▶ _WHAT IS EXPECTED_
Go through the material and write it all out exactly, minus the pictures.

▶ _DATA_

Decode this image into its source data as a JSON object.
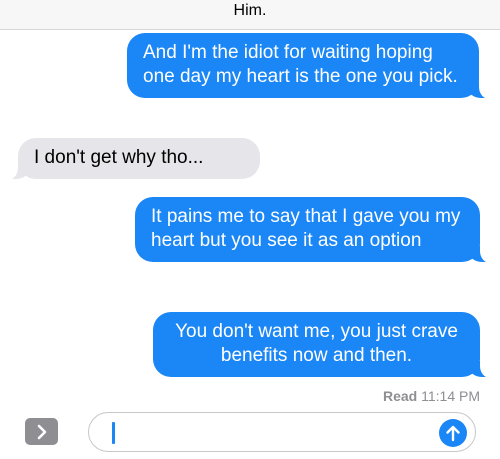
{
  "header": {
    "title": "Him."
  },
  "messages": [
    {
      "direction": "sent",
      "text": "And I'm the idiot for waiting hoping one day my heart is the one you pick."
    },
    {
      "direction": "received",
      "text": "I don't get why tho..."
    },
    {
      "direction": "sent",
      "text": "It pains me to say that I gave you my heart but you see it as an option"
    },
    {
      "direction": "sent",
      "text": "You don't want me, you just crave benefits now and then."
    }
  ],
  "receipt": {
    "label": "Read",
    "time": "11:14 PM"
  },
  "composer": {
    "expand_icon": "chevron-right-icon",
    "send_icon": "arrow-up-icon"
  },
  "colors": {
    "sent_bubble": "#1b86f5",
    "received_bubble": "#e5e5ea",
    "header_bg": "#f7f7f7"
  }
}
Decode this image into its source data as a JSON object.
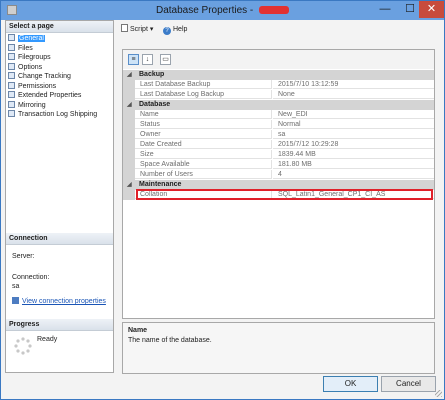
{
  "window": {
    "title": "Database Properties - ",
    "redacted_suffix": "",
    "minimize_glyph": "—",
    "maximize_glyph": "☐",
    "close_glyph": "✕"
  },
  "left": {
    "select_page_label": "Select a page",
    "pages": [
      "General",
      "Files",
      "Filegroups",
      "Options",
      "Change Tracking",
      "Permissions",
      "Extended Properties",
      "Mirroring",
      "Transaction Log Shipping"
    ],
    "selected_page": "General",
    "connection_label": "Connection",
    "server_label": "Server:",
    "connection_label_text": "Connection:",
    "connection_value": "sa",
    "view_connection_link": "View connection properties",
    "progress_label": "Progress",
    "progress_status": "Ready"
  },
  "toolbar": {
    "script_label": "Script",
    "help_label": "Help"
  },
  "grid": {
    "categories": [
      {
        "name": "Backup",
        "rows": [
          {
            "name": "Last Database Backup",
            "value": "2015/7/10 13:12:59"
          },
          {
            "name": "Last Database Log Backup",
            "value": "None"
          }
        ]
      },
      {
        "name": "Database",
        "rows": [
          {
            "name": "Name",
            "value": "New_EDI"
          },
          {
            "name": "Status",
            "value": "Normal"
          },
          {
            "name": "Owner",
            "value": "sa"
          },
          {
            "name": "Date Created",
            "value": "2015/7/12 10:29:28"
          },
          {
            "name": "Size",
            "value": "1839.44 MB"
          },
          {
            "name": "Space Available",
            "value": "181.80 MB"
          },
          {
            "name": "Number of Users",
            "value": "4"
          }
        ]
      },
      {
        "name": "Maintenance",
        "rows": [
          {
            "name": "Collation",
            "value": "SQL_Latin1_General_CP1_CI_AS"
          }
        ]
      }
    ]
  },
  "description": {
    "title": "Name",
    "text": "The name of the database."
  },
  "footer": {
    "ok_label": "OK",
    "cancel_label": "Cancel"
  },
  "colors": {
    "highlight": "#e0212a",
    "selection": "#3399ff",
    "titlebar": "#6aa0e0"
  }
}
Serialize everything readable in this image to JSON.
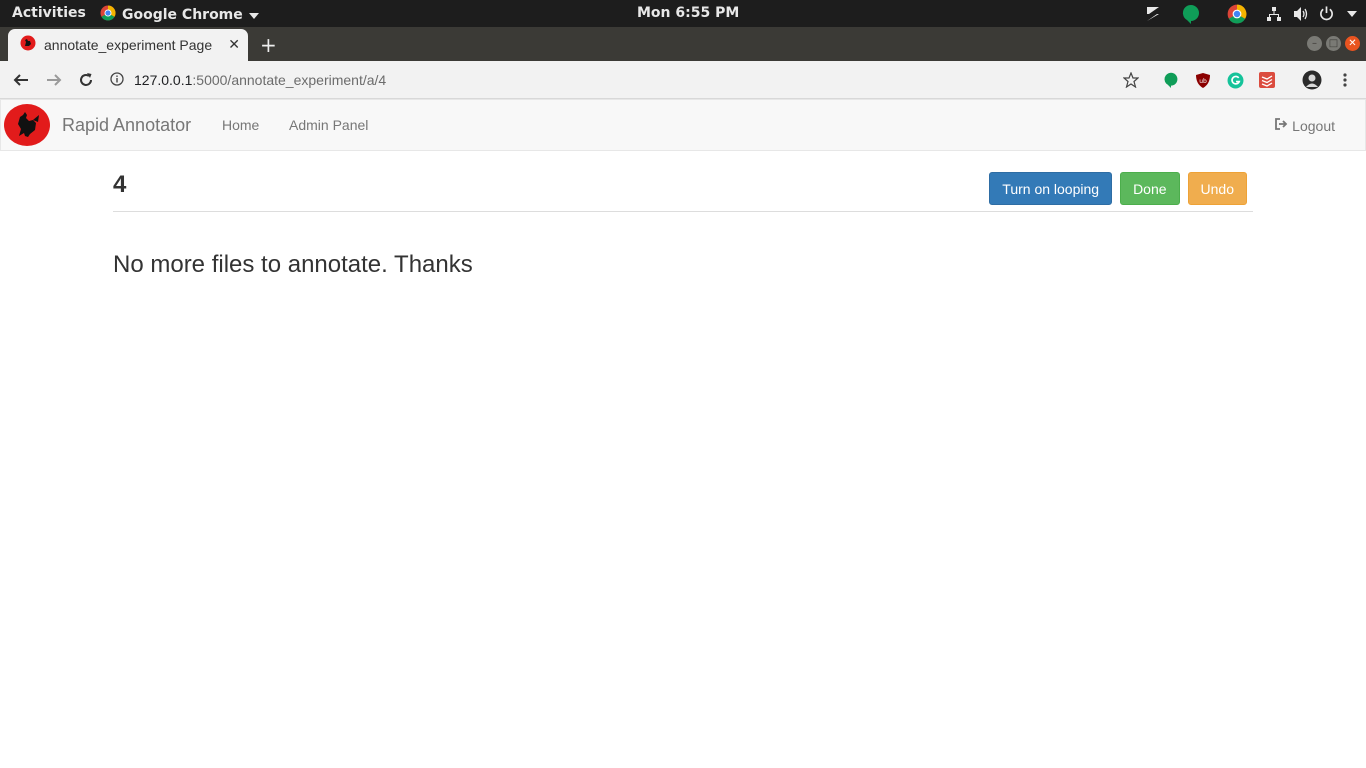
{
  "system_bar": {
    "activities": "Activities",
    "app_name": "Google Chrome",
    "clock": "Mon  6:55 PM"
  },
  "browser": {
    "tab_title": "annotate_experiment Page",
    "url_host": "127.0.0.1",
    "url_path": ":5000/annotate_experiment/a/4"
  },
  "navbar": {
    "brand": "Rapid Annotator",
    "links": [
      "Home",
      "Admin Panel"
    ],
    "logout": "Logout"
  },
  "page": {
    "title": "4",
    "buttons": {
      "looping": "Turn on looping",
      "done": "Done",
      "undo": "Undo"
    },
    "message": "No more files to annotate. Thanks"
  },
  "colors": {
    "primary": "#337ab7",
    "success": "#5cb85c",
    "warning": "#f0ad4e"
  }
}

▶ _TASK ANSWER_
Decode this image into its source data as a JSON object.
{
  "header": {
    "title": "Him."
  },
  "messages": [
    {
      "direction": "sent",
      "text": "And I'm the idiot for waiting hoping one day my heart is the one you pick."
    },
    {
      "direction": "received",
      "text": "I don't get why tho..."
    },
    {
      "direction": "sent",
      "text": "It pains me to say that I gave you my heart but you see it as an option"
    },
    {
      "direction": "sent",
      "text": "You don't want me, you just crave benefits now and then."
    }
  ],
  "receipt": {
    "label": "Read",
    "time": "11:14 PM"
  },
  "composer": {
    "expand_icon": "chevron-right-icon",
    "send_icon": "arrow-up-icon"
  },
  "colors": {
    "sent_bubble": "#1b86f5",
    "received_bubble": "#e5e5ea",
    "header_bg": "#f7f7f7"
  }
}
Decode this image into its source data as a JSON object.
{
  "window": {
    "title": "Database Properties - ",
    "redacted_suffix": "",
    "minimize_glyph": "—",
    "maximize_glyph": "☐",
    "close_glyph": "✕"
  },
  "left": {
    "select_page_label": "Select a page",
    "pages": [
      "General",
      "Files",
      "Filegroups",
      "Options",
      "Change Tracking",
      "Permissions",
      "Extended Properties",
      "Mirroring",
      "Transaction Log Shipping"
    ],
    "selected_page": "General",
    "connection_label": "Connection",
    "server_label": "Server:",
    "connection_label_text": "Connection:",
    "connection_value": "sa",
    "view_connection_link": "View connection properties",
    "progress_label": "Progress",
    "progress_status": "Ready"
  },
  "toolbar": {
    "script_label": "Script",
    "help_label": "Help"
  },
  "grid": {
    "categories": [
      {
        "name": "Backup",
        "rows": [
          {
            "name": "Last Database Backup",
            "value": "2015/7/10 13:12:59"
          },
          {
            "name": "Last Database Log Backup",
            "value": "None"
          }
        ]
      },
      {
        "name": "Database",
        "rows": [
          {
            "name": "Name",
            "value": "New_EDI"
          },
          {
            "name": "Status",
            "value": "Normal"
          },
          {
            "name": "Owner",
            "value": "sa"
          },
          {
            "name": "Date Created",
            "value": "2015/7/12 10:29:28"
          },
          {
            "name": "Size",
            "value": "1839.44 MB"
          },
          {
            "name": "Space Available",
            "value": "181.80 MB"
          },
          {
            "name": "Number of Users",
            "value": "4"
          }
        ]
      },
      {
        "name": "Maintenance",
        "rows": [
          {
            "name": "Collation",
            "value": "SQL_Latin1_General_CP1_CI_AS"
          }
        ]
      }
    ]
  },
  "description": {
    "title": "Name",
    "text": "The name of the database."
  },
  "footer": {
    "ok_label": "OK",
    "cancel_label": "Cancel"
  },
  "colors": {
    "highlight": "#e0212a",
    "selection": "#3399ff",
    "titlebar": "#6aa0e0"
  }
}
Serialize everything readable in this image to JSON.
{
  "system_bar": {
    "activities": "Activities",
    "app_name": "Google Chrome",
    "clock": "Mon  6:55 PM"
  },
  "browser": {
    "tab_title": "annotate_experiment Page",
    "url_host": "127.0.0.1",
    "url_path": ":5000/annotate_experiment/a/4"
  },
  "navbar": {
    "brand": "Rapid Annotator",
    "links": [
      "Home",
      "Admin Panel"
    ],
    "logout": "Logout"
  },
  "page": {
    "title": "4",
    "buttons": {
      "looping": "Turn on looping",
      "done": "Done",
      "undo": "Undo"
    },
    "message": "No more files to annotate. Thanks"
  },
  "colors": {
    "primary": "#337ab7",
    "success": "#5cb85c",
    "warning": "#f0ad4e"
  }
}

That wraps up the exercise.